▶ PROBLEM:
Write out the records beneath this line exactly as they appear, minus any images.

▶ DATA FOR THE TASK:
## START
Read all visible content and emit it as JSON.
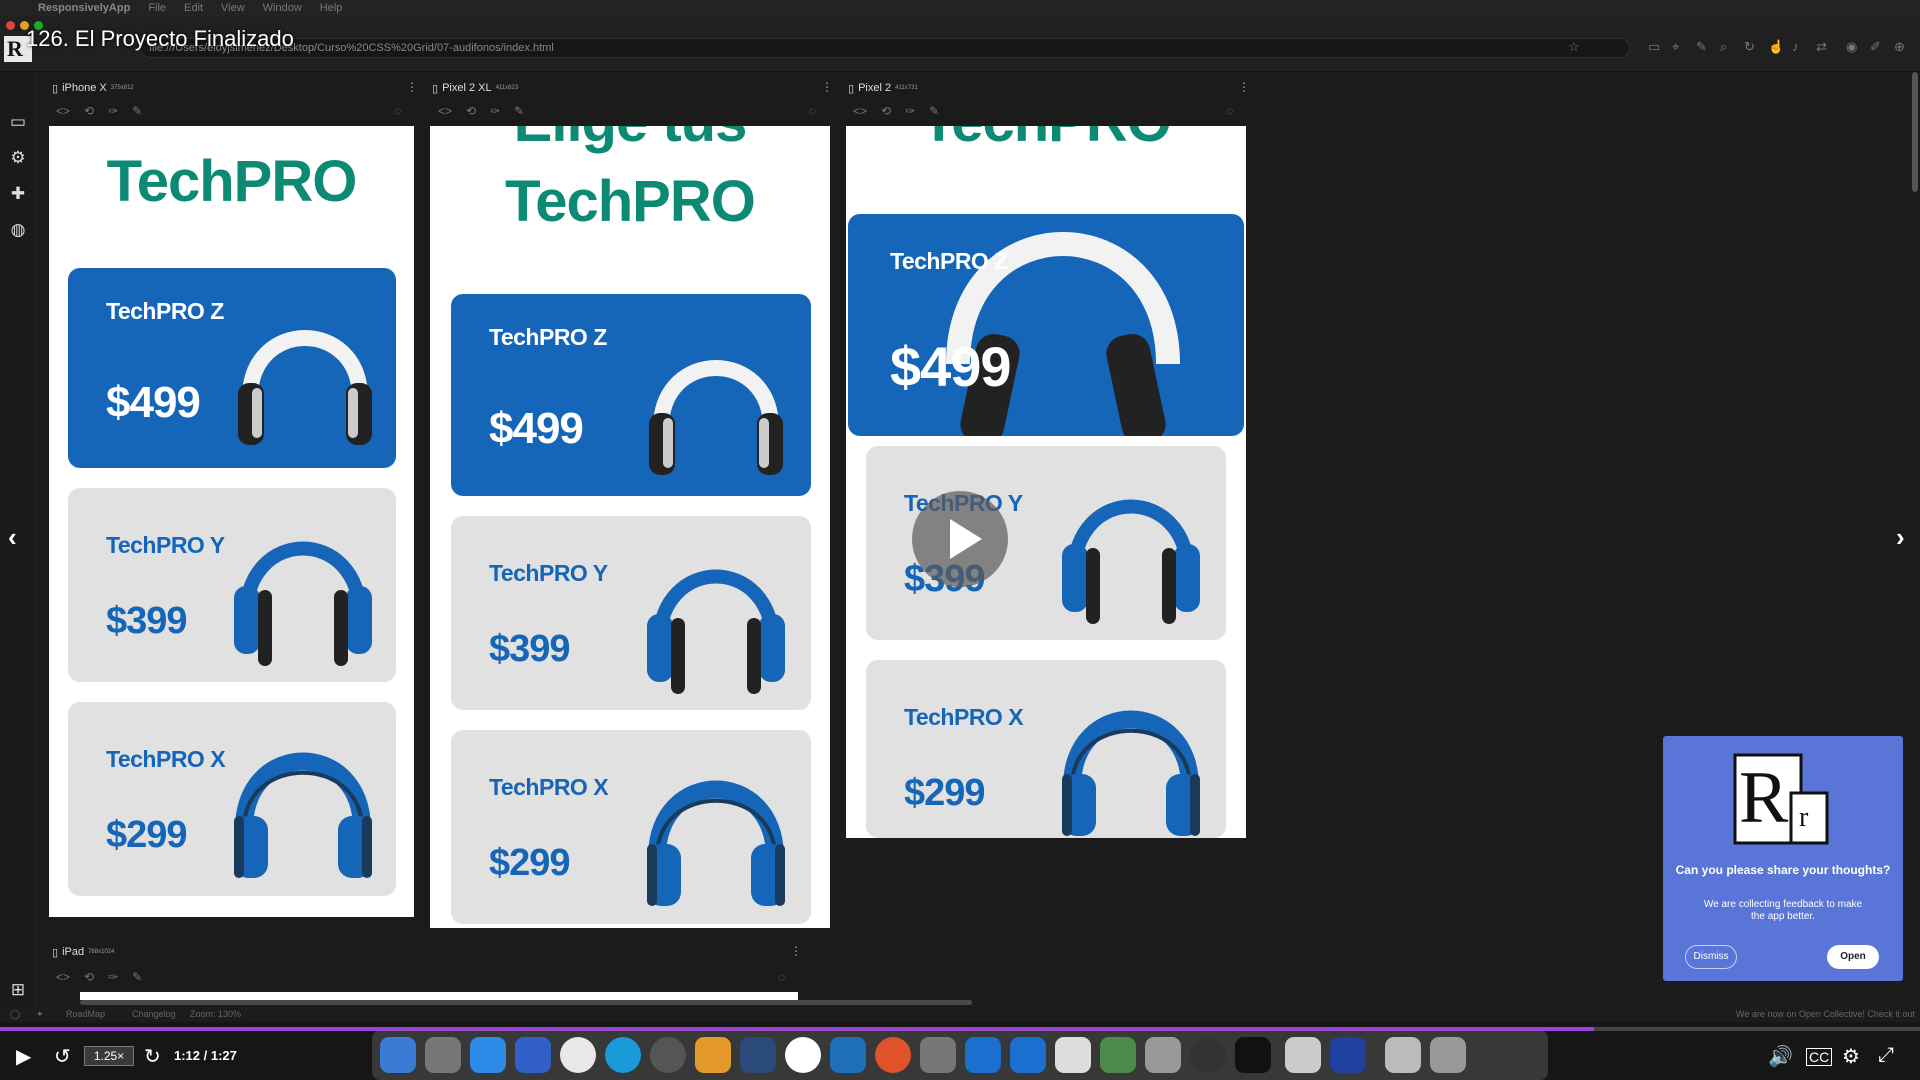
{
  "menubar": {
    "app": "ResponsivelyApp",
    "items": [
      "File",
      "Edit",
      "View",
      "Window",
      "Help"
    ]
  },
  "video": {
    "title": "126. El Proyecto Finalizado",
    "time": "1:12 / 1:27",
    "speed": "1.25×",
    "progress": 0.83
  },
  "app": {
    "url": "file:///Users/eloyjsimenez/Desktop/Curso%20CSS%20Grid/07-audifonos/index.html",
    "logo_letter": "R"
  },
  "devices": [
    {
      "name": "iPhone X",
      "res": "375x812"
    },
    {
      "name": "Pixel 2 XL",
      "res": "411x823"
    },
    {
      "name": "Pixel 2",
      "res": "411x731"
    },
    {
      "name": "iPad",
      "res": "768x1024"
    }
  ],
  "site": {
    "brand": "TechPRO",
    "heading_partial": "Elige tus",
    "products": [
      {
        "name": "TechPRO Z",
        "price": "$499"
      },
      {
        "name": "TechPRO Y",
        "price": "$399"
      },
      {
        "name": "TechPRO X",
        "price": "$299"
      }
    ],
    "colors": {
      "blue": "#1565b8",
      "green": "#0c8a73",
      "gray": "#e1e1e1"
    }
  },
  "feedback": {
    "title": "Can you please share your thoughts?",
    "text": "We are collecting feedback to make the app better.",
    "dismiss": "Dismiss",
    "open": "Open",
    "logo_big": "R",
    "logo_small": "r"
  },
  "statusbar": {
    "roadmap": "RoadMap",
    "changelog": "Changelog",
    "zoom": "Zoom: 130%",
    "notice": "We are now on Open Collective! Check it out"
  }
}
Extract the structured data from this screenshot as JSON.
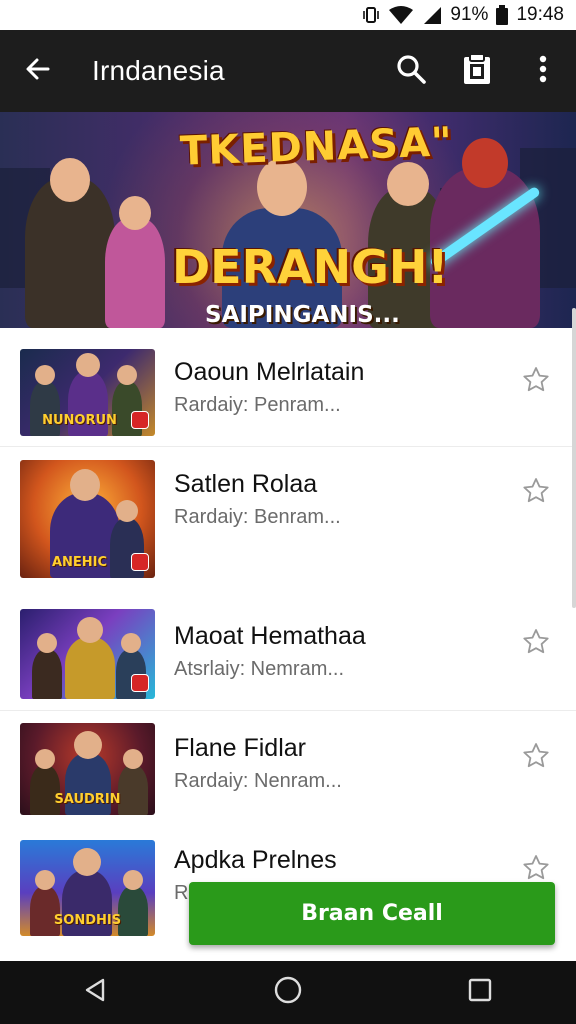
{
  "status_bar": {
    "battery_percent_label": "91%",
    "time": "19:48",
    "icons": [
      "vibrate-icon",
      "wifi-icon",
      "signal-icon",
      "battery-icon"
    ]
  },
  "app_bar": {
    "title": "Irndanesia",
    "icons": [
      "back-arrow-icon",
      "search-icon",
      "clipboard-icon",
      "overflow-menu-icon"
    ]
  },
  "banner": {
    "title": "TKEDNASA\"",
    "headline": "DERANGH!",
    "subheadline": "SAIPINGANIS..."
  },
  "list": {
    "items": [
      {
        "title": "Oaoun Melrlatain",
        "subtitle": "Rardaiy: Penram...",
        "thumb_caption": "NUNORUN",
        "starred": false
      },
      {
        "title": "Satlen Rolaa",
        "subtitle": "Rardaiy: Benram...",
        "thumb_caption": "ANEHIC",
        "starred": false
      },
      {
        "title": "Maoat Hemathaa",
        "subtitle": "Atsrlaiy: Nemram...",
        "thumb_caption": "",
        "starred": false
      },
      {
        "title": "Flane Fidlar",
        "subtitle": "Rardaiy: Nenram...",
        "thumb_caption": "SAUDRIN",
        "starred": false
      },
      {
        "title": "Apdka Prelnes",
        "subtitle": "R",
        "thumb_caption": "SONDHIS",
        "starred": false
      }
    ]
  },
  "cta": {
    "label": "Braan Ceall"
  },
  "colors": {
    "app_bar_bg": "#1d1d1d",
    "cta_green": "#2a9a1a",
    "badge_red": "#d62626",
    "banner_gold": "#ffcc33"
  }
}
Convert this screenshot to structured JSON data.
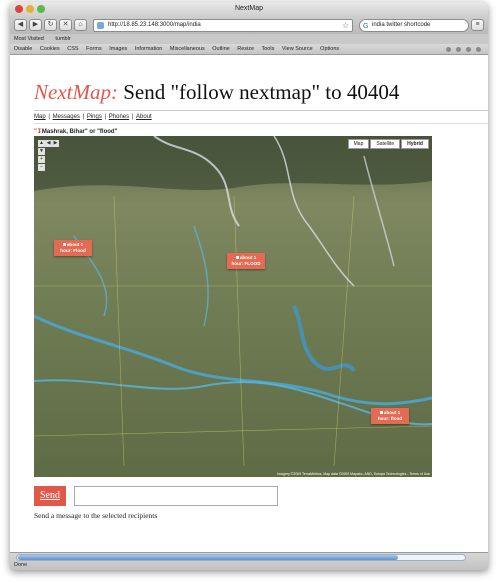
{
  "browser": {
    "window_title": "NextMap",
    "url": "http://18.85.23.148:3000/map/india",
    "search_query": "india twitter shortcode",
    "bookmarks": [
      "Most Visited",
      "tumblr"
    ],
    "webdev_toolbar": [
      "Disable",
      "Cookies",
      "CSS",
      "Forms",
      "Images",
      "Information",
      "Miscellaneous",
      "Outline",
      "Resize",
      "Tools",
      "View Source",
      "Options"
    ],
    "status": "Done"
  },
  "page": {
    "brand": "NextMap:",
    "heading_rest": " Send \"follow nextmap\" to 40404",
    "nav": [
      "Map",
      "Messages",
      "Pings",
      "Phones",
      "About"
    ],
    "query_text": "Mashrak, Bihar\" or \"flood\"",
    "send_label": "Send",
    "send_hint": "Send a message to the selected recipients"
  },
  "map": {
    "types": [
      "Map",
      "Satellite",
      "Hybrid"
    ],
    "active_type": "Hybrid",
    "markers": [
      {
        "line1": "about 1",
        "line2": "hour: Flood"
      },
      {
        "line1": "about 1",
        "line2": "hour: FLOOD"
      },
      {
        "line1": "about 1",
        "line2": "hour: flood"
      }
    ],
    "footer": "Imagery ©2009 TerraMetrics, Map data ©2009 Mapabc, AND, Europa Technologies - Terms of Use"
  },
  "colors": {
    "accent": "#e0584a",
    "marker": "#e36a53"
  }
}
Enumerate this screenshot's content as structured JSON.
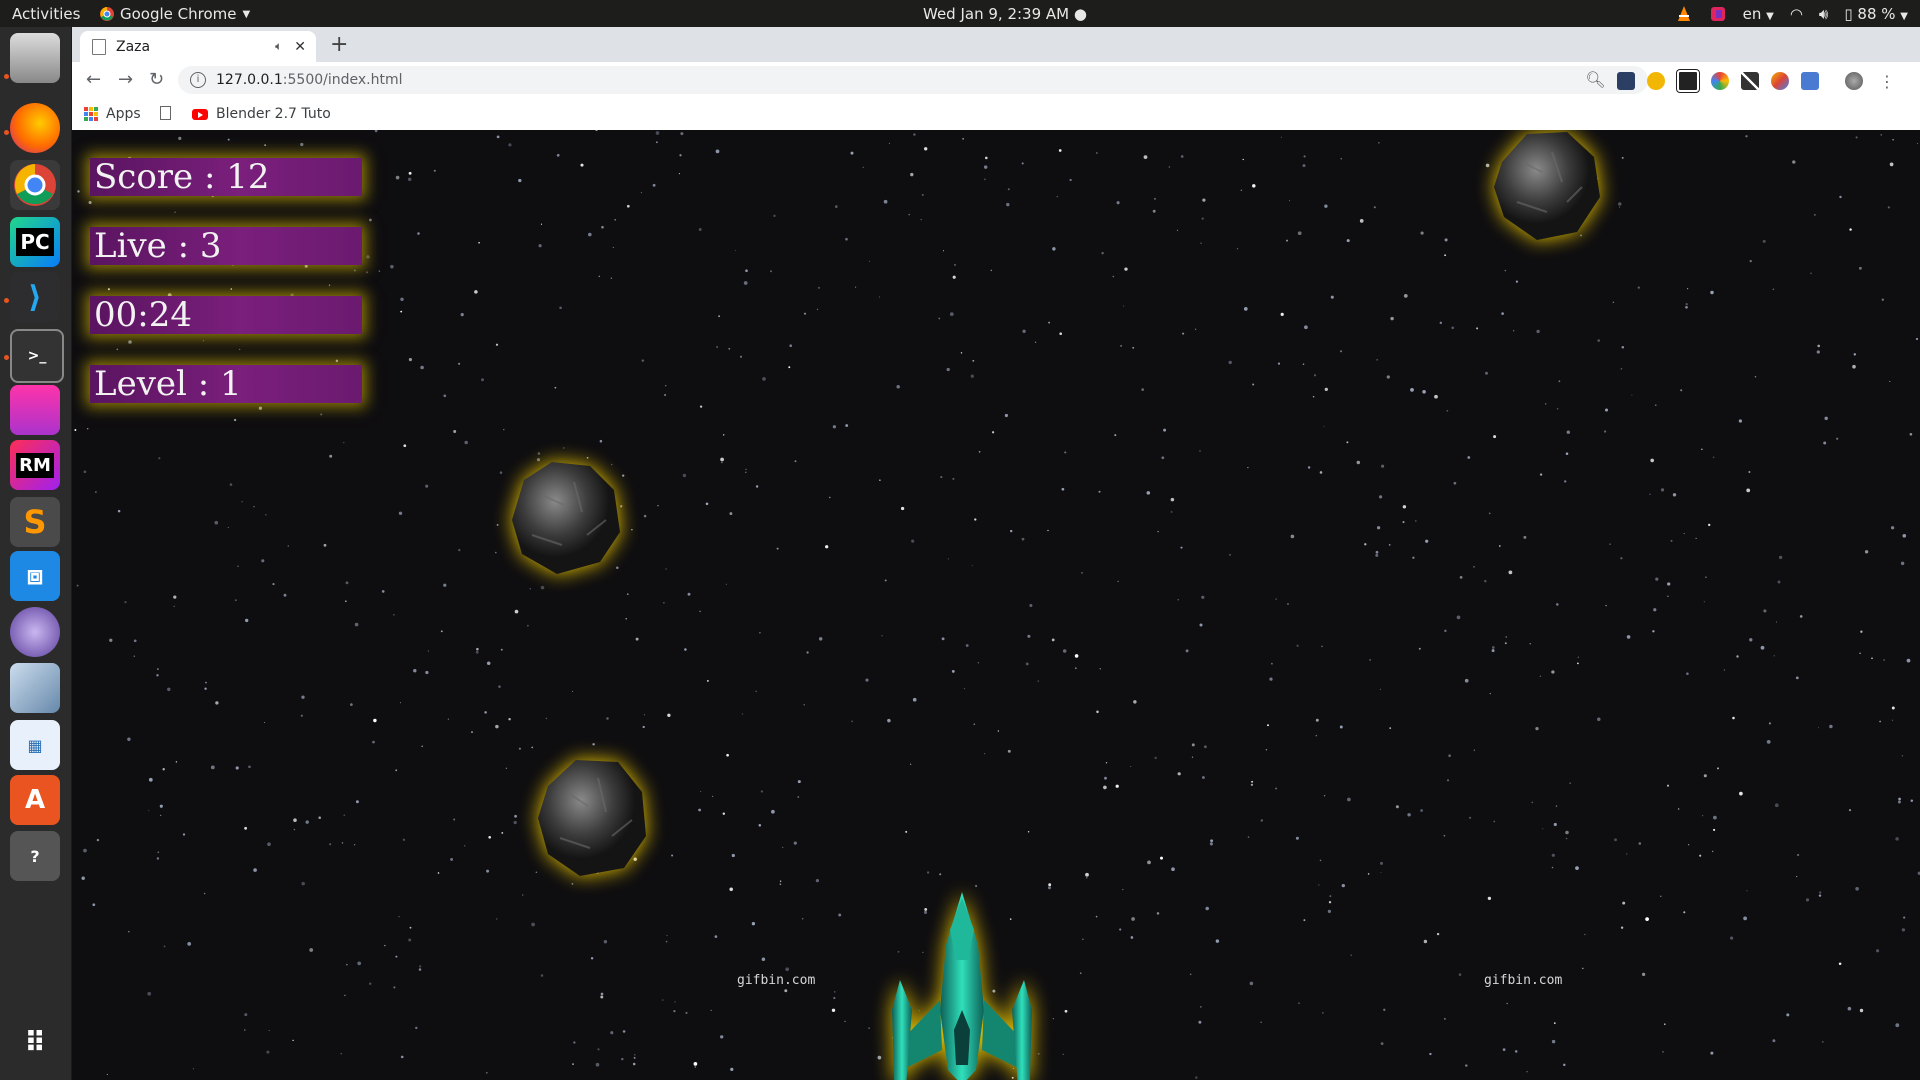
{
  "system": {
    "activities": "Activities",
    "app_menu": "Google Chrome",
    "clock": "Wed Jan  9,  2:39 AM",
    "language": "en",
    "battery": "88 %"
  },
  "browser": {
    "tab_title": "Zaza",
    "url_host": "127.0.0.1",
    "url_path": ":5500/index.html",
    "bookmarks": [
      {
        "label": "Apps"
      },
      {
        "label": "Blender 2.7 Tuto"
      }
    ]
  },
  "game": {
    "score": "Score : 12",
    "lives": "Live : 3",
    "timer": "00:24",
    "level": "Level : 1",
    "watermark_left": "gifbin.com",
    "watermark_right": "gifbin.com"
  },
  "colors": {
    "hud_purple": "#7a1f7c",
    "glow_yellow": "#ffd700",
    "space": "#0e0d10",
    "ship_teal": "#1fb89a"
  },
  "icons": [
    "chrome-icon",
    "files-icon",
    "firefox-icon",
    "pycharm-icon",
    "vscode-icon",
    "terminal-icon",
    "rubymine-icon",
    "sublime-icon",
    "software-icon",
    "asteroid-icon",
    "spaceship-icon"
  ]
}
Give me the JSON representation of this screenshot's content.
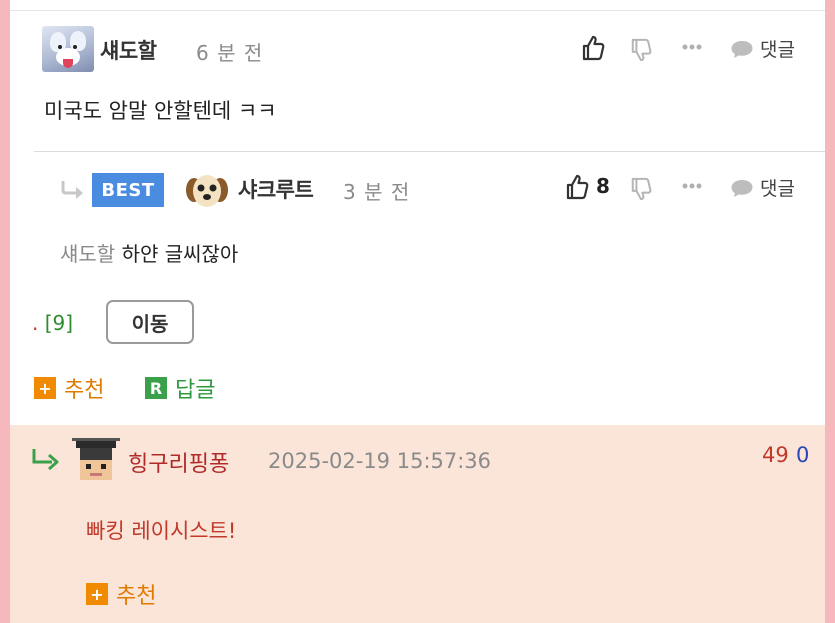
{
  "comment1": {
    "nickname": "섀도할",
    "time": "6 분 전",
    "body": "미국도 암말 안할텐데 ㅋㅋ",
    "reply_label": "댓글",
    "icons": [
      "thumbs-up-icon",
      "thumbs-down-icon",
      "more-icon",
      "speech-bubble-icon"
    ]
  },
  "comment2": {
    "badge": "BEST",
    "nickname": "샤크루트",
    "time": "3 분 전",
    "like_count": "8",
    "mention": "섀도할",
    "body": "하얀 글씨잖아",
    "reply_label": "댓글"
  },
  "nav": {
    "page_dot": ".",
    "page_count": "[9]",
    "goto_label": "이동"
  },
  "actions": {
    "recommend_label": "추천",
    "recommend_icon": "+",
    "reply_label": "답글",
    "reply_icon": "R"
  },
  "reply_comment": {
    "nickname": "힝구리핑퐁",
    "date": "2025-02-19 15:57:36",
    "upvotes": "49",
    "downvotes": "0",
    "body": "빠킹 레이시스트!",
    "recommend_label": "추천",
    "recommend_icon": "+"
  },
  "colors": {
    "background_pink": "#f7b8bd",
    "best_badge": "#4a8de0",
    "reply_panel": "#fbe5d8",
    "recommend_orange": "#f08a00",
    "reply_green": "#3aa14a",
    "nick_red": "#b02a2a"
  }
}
## END
▶ EXPECTED OUTPUT:
Read all visible content and emit it as JSON.
{
  "menubar": {
    "app": "ResponsivelyApp",
    "items": [
      "File",
      "Edit",
      "View",
      "Window",
      "Help"
    ]
  },
  "video": {
    "title": "126. El Proyecto Finalizado",
    "time": "1:12 / 1:27",
    "speed": "1.25×",
    "progress": 0.83
  },
  "app": {
    "url": "file:///Users/eloyjsimenez/Desktop/Curso%20CSS%20Grid/07-audifonos/index.html",
    "logo_letter": "R"
  },
  "devices": [
    {
      "name": "iPhone X",
      "res": "375x812"
    },
    {
      "name": "Pixel 2 XL",
      "res": "411x823"
    },
    {
      "name": "Pixel 2",
      "res": "411x731"
    },
    {
      "name": "iPad",
      "res": "768x1024"
    }
  ],
  "site": {
    "brand": "TechPRO",
    "heading_partial": "Elige tus",
    "products": [
      {
        "name": "TechPRO Z",
        "price": "$499"
      },
      {
        "name": "TechPRO Y",
        "price": "$399"
      },
      {
        "name": "TechPRO X",
        "price": "$299"
      }
    ],
    "colors": {
      "blue": "#1565b8",
      "green": "#0c8a73",
      "gray": "#e1e1e1"
    }
  },
  "feedback": {
    "title": "Can you please share your thoughts?",
    "text": "We are collecting feedback to make the app better.",
    "dismiss": "Dismiss",
    "open": "Open",
    "logo_big": "R",
    "logo_small": "r"
  },
  "statusbar": {
    "roadmap": "RoadMap",
    "changelog": "Changelog",
    "zoom": "Zoom: 130%",
    "notice": "We are now on Open Collective! Check it out"
  }
}
Extract the structured data from this screenshot as JSON.
{
  "status_bar": {
    "battery_percent_label": "91%",
    "time": "19:48",
    "icons": [
      "vibrate-icon",
      "wifi-icon",
      "signal-icon",
      "battery-icon"
    ]
  },
  "app_bar": {
    "title": "Irndanesia",
    "icons": [
      "back-arrow-icon",
      "search-icon",
      "clipboard-icon",
      "overflow-menu-icon"
    ]
  },
  "banner": {
    "title": "TKEDNASA\"",
    "headline": "DERANGH!",
    "subheadline": "SAIPINGANIS..."
  },
  "list": {
    "items": [
      {
        "title": "Oaoun Melrlatain",
        "subtitle": "Rardaiy: Penram...",
        "thumb_caption": "NUNORUN",
        "starred": false
      },
      {
        "title": "Satlen Rolaa",
        "subtitle": "Rardaiy: Benram...",
        "thumb_caption": "ANEHIC",
        "starred": false
      },
      {
        "title": "Maoat Hemathaa",
        "subtitle": "Atsrlaiy: Nemram...",
        "thumb_caption": "",
        "starred": false
      },
      {
        "title": "Flane Fidlar",
        "subtitle": "Rardaiy: Nenram...",
        "thumb_caption": "SAUDRIN",
        "starred": false
      },
      {
        "title": "Apdka Prelnes",
        "subtitle": "R",
        "thumb_caption": "SONDHIS",
        "starred": false
      }
    ]
  },
  "cta": {
    "label": "Braan Ceall"
  },
  "colors": {
    "app_bar_bg": "#1d1d1d",
    "cta_green": "#2a9a1a",
    "badge_red": "#d62626",
    "banner_gold": "#ffcc33"
  }
}
Convert this screenshot to structured JSON data.
{
  "browser": {
    "window_title": "NextMap",
    "url": "http://18.85.23.148:3000/map/india",
    "search_query": "india twitter shortcode",
    "bookmarks": [
      "Most Visited",
      "tumblr"
    ],
    "webdev_toolbar": [
      "Disable",
      "Cookies",
      "CSS",
      "Forms",
      "Images",
      "Information",
      "Miscellaneous",
      "Outline",
      "Resize",
      "Tools",
      "View Source",
      "Options"
    ],
    "status": "Done"
  },
  "page": {
    "brand": "NextMap:",
    "heading_rest": " Send \"follow nextmap\" to 40404",
    "nav": [
      "Map",
      "Messages",
      "Pings",
      "Phones",
      "About"
    ],
    "query_text": "Mashrak, Bihar\" or \"flood\"",
    "send_label": "Send",
    "send_hint": "Send a message to the selected recipients"
  },
  "map": {
    "types": [
      "Map",
      "Satellite",
      "Hybrid"
    ],
    "active_type": "Hybrid",
    "markers": [
      {
        "line1": "about 1",
        "line2": "hour: Flood"
      },
      {
        "line1": "about 1",
        "line2": "hour: FLOOD"
      },
      {
        "line1": "about 1",
        "line2": "hour: flood"
      }
    ],
    "footer": "Imagery ©2009 TerraMetrics, Map data ©2009 Mapabc, AND, Europa Technologies - Terms of Use"
  },
  "colors": {
    "accent": "#e0584a",
    "marker": "#e36a53"
  }
}
Enumerate this screenshot's content as structured JSON.
{
  "system": {
    "activities": "Activities",
    "app_menu": "Google Chrome",
    "clock": "Wed Jan  9,  2:39 AM",
    "language": "en",
    "battery": "88 %"
  },
  "browser": {
    "tab_title": "Zaza",
    "url_host": "127.0.0.1",
    "url_path": ":5500/index.html",
    "bookmarks": [
      {
        "label": "Apps"
      },
      {
        "label": "Blender 2.7 Tuto"
      }
    ]
  },
  "game": {
    "score": "Score : 12",
    "lives": "Live : 3",
    "timer": "00:24",
    "level": "Level : 1",
    "watermark_left": "gifbin.com",
    "watermark_right": "gifbin.com"
  },
  "colors": {
    "hud_purple": "#7a1f7c",
    "glow_yellow": "#ffd700",
    "space": "#0e0d10",
    "ship_teal": "#1fb89a"
  },
  "icons": [
    "chrome-icon",
    "files-icon",
    "firefox-icon",
    "pycharm-icon",
    "vscode-icon",
    "terminal-icon",
    "rubymine-icon",
    "sublime-icon",
    "software-icon",
    "asteroid-icon",
    "spaceship-icon"
  ]
}
Give me the JSON representation of this screenshot's content.
{
  "comment1": {
    "nickname": "섀도할",
    "time": "6 분 전",
    "body": "미국도 암말 안할텐데 ㅋㅋ",
    "reply_label": "댓글",
    "icons": [
      "thumbs-up-icon",
      "thumbs-down-icon",
      "more-icon",
      "speech-bubble-icon"
    ]
  },
  "comment2": {
    "badge": "BEST",
    "nickname": "샤크루트",
    "time": "3 분 전",
    "like_count": "8",
    "mention": "섀도할",
    "body": "하얀 글씨잖아",
    "reply_label": "댓글"
  },
  "nav": {
    "page_dot": ".",
    "page_count": "[9]",
    "goto_label": "이동"
  },
  "actions": {
    "recommend_label": "추천",
    "recommend_icon": "+",
    "reply_label": "답글",
    "reply_icon": "R"
  },
  "reply_comment": {
    "nickname": "힝구리핑퐁",
    "date": "2025-02-19 15:57:36",
    "upvotes": "49",
    "downvotes": "0",
    "body": "빠킹 레이시스트!",
    "recommend_label": "추천",
    "recommend_icon": "+"
  },
  "colors": {
    "background_pink": "#f7b8bd",
    "best_badge": "#4a8de0",
    "reply_panel": "#fbe5d8",
    "recommend_orange": "#f08a00",
    "reply_green": "#3aa14a",
    "nick_red": "#b02a2a"
  }
}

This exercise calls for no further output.